→ Task to carry out
Output each entry exactly; skip nothing.

[Data entries]
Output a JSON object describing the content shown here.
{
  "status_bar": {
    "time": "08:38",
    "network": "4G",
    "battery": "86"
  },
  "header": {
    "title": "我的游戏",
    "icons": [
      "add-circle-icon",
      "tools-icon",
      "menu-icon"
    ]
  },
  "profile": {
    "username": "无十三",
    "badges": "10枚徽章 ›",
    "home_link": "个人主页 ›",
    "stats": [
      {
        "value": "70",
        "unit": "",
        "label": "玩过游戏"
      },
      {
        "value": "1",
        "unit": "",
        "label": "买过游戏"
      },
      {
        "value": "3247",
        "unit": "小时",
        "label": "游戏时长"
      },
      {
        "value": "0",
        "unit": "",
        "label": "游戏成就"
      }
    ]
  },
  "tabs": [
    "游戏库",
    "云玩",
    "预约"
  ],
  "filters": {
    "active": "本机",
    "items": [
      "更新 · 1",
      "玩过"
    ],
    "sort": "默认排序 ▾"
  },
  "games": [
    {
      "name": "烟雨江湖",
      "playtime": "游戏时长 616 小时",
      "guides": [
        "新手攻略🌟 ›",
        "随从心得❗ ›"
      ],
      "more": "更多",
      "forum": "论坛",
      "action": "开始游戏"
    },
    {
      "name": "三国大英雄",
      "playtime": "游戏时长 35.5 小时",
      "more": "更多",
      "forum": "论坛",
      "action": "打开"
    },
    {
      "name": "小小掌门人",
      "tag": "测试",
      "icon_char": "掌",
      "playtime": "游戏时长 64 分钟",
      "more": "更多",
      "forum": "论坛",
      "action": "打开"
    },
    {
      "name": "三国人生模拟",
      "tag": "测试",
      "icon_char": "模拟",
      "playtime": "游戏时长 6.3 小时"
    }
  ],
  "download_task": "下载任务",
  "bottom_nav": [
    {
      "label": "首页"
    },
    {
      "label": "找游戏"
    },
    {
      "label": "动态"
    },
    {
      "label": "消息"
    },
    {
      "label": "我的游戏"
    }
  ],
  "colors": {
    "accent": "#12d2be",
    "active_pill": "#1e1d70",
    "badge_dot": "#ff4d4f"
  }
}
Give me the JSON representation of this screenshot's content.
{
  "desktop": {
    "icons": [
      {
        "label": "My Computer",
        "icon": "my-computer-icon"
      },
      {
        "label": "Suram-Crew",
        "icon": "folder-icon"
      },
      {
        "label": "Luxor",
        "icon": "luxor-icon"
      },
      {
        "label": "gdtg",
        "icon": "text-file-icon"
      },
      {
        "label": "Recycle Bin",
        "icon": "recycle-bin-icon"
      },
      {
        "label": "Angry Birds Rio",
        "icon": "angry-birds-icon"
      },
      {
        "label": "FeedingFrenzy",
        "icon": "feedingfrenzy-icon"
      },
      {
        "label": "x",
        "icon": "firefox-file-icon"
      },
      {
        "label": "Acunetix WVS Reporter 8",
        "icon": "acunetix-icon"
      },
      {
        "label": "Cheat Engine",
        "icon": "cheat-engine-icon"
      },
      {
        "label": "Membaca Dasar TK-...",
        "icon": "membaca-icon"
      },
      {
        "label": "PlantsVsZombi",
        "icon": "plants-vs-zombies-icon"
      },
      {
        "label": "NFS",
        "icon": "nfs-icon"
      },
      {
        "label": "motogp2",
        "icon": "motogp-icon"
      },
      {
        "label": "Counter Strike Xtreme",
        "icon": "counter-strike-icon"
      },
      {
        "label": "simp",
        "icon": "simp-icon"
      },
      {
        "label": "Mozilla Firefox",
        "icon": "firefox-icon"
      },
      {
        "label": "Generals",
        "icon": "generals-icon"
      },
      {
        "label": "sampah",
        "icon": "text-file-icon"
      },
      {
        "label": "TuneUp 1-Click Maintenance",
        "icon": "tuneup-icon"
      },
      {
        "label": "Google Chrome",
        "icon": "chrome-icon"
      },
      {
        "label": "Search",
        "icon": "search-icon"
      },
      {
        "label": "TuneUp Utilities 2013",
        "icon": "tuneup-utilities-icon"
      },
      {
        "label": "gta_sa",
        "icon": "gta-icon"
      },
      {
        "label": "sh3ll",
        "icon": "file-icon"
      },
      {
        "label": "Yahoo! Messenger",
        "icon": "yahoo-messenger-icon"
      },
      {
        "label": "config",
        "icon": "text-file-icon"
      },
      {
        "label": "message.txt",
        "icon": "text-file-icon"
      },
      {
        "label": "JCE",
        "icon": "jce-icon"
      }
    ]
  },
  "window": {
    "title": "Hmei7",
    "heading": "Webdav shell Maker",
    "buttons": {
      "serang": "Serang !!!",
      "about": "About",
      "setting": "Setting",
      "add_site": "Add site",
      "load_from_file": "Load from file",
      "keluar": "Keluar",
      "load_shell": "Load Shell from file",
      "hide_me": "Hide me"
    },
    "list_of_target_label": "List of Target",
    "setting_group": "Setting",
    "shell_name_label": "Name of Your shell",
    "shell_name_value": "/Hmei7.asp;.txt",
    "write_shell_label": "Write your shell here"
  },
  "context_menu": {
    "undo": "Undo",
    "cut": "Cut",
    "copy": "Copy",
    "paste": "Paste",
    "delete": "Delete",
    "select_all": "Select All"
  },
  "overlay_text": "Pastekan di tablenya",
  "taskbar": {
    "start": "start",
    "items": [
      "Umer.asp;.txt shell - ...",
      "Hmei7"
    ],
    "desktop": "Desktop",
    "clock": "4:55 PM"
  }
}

→ Exercise result
Output a JSON object describing the content shown here.
{
  "status_bar": {
    "time": "08:38",
    "network": "4G",
    "battery": "86"
  },
  "header": {
    "title": "我的游戏",
    "icons": [
      "add-circle-icon",
      "tools-icon",
      "menu-icon"
    ]
  },
  "profile": {
    "username": "无十三",
    "badges": "10枚徽章 ›",
    "home_link": "个人主页 ›",
    "stats": [
      {
        "value": "70",
        "unit": "",
        "label": "玩过游戏"
      },
      {
        "value": "1",
        "unit": "",
        "label": "买过游戏"
      },
      {
        "value": "3247",
        "unit": "小时",
        "label": "游戏时长"
      },
      {
        "value": "0",
        "unit": "",
        "label": "游戏成就"
      }
    ]
  },
  "tabs": [
    "游戏库",
    "云玩",
    "预约"
  ],
  "filters": {
    "active": "本机",
    "items": [
      "更新 · 1",
      "玩过"
    ],
    "sort": "默认排序 ▾"
  },
  "games": [
    {
      "name": "烟雨江湖",
      "playtime": "游戏时长 616 小时",
      "guides": [
        "新手攻略🌟 ›",
        "随从心得❗ ›"
      ],
      "more": "更多",
      "forum": "论坛",
      "action": "开始游戏"
    },
    {
      "name": "三国大英雄",
      "playtime": "游戏时长 35.5 小时",
      "more": "更多",
      "forum": "论坛",
      "action": "打开"
    },
    {
      "name": "小小掌门人",
      "tag": "测试",
      "icon_char": "掌",
      "playtime": "游戏时长 64 分钟",
      "more": "更多",
      "forum": "论坛",
      "action": "打开"
    },
    {
      "name": "三国人生模拟",
      "tag": "测试",
      "icon_char": "模拟",
      "playtime": "游戏时长 6.3 小时"
    }
  ],
  "download_task": "下载任务",
  "bottom_nav": [
    {
      "label": "首页"
    },
    {
      "label": "找游戏"
    },
    {
      "label": "动态"
    },
    {
      "label": "消息"
    },
    {
      "label": "我的游戏"
    }
  ],
  "colors": {
    "accent": "#12d2be",
    "active_pill": "#1e1d70",
    "badge_dot": "#ff4d4f"
  }
}
Give me the JSON representation of this screenshot's content.
{
  "desktop": {
    "icons": [
      {
        "label": "My Computer",
        "icon": "my-computer-icon"
      },
      {
        "label": "Suram-Crew",
        "icon": "folder-icon"
      },
      {
        "label": "Luxor",
        "icon": "luxor-icon"
      },
      {
        "label": "gdtg",
        "icon": "text-file-icon"
      },
      {
        "label": "Recycle Bin",
        "icon": "recycle-bin-icon"
      },
      {
        "label": "Angry Birds Rio",
        "icon": "angry-birds-icon"
      },
      {
        "label": "FeedingFrenzy",
        "icon": "feedingfrenzy-icon"
      },
      {
        "label": "x",
        "icon": "firefox-file-icon"
      },
      {
        "label": "Acunetix WVS Reporter 8",
        "icon": "acunetix-icon"
      },
      {
        "label": "Cheat Engine",
        "icon": "cheat-engine-icon"
      },
      {
        "label": "Membaca Dasar TK-...",
        "icon": "membaca-icon"
      },
      {
        "label": "PlantsVsZombi",
        "icon": "plants-vs-zombies-icon"
      },
      {
        "label": "NFS",
        "icon": "nfs-icon"
      },
      {
        "label": "motogp2",
        "icon": "motogp-icon"
      },
      {
        "label": "Counter Strike Xtreme",
        "icon": "counter-strike-icon"
      },
      {
        "label": "simp",
        "icon": "simp-icon"
      },
      {
        "label": "Mozilla Firefox",
        "icon": "firefox-icon"
      },
      {
        "label": "Generals",
        "icon": "generals-icon"
      },
      {
        "label": "sampah",
        "icon": "text-file-icon"
      },
      {
        "label": "TuneUp 1-Click Maintenance",
        "icon": "tuneup-icon"
      },
      {
        "label": "Google Chrome",
        "icon": "chrome-icon"
      },
      {
        "label": "Search",
        "icon": "search-icon"
      },
      {
        "label": "TuneUp Utilities 2013",
        "icon": "tuneup-utilities-icon"
      },
      {
        "label": "gta_sa",
        "icon": "gta-icon"
      },
      {
        "label": "sh3ll",
        "icon": "file-icon"
      },
      {
        "label": "Yahoo! Messenger",
        "icon": "yahoo-messenger-icon"
      },
      {
        "label": "config",
        "icon": "text-file-icon"
      },
      {
        "label": "message.txt",
        "icon": "text-file-icon"
      },
      {
        "label": "JCE",
        "icon": "jce-icon"
      }
    ]
  },
  "window": {
    "title": "Hmei7",
    "heading": "Webdav shell Maker",
    "buttons": {
      "serang": "Serang !!!",
      "about": "About",
      "setting": "Setting",
      "add_site": "Add site",
      "load_from_file": "Load from file",
      "keluar": "Keluar",
      "load_shell": "Load Shell from file",
      "hide_me": "Hide me"
    },
    "list_of_target_label": "List of Target",
    "setting_group": "Setting",
    "shell_name_label": "Name of Your shell",
    "shell_name_value": "/Hmei7.asp;.txt",
    "write_shell_label": "Write your shell here"
  },
  "context_menu": {
    "undo": "Undo",
    "cut": "Cut",
    "copy": "Copy",
    "paste": "Paste",
    "delete": "Delete",
    "select_all": "Select All"
  },
  "overlay_text": "Pastekan di tablenya",
  "taskbar": {
    "start": "start",
    "items": [
      "Umer.asp;.txt shell - ...",
      "Hmei7"
    ],
    "desktop": "Desktop",
    "clock": "4:55 PM"
  }
}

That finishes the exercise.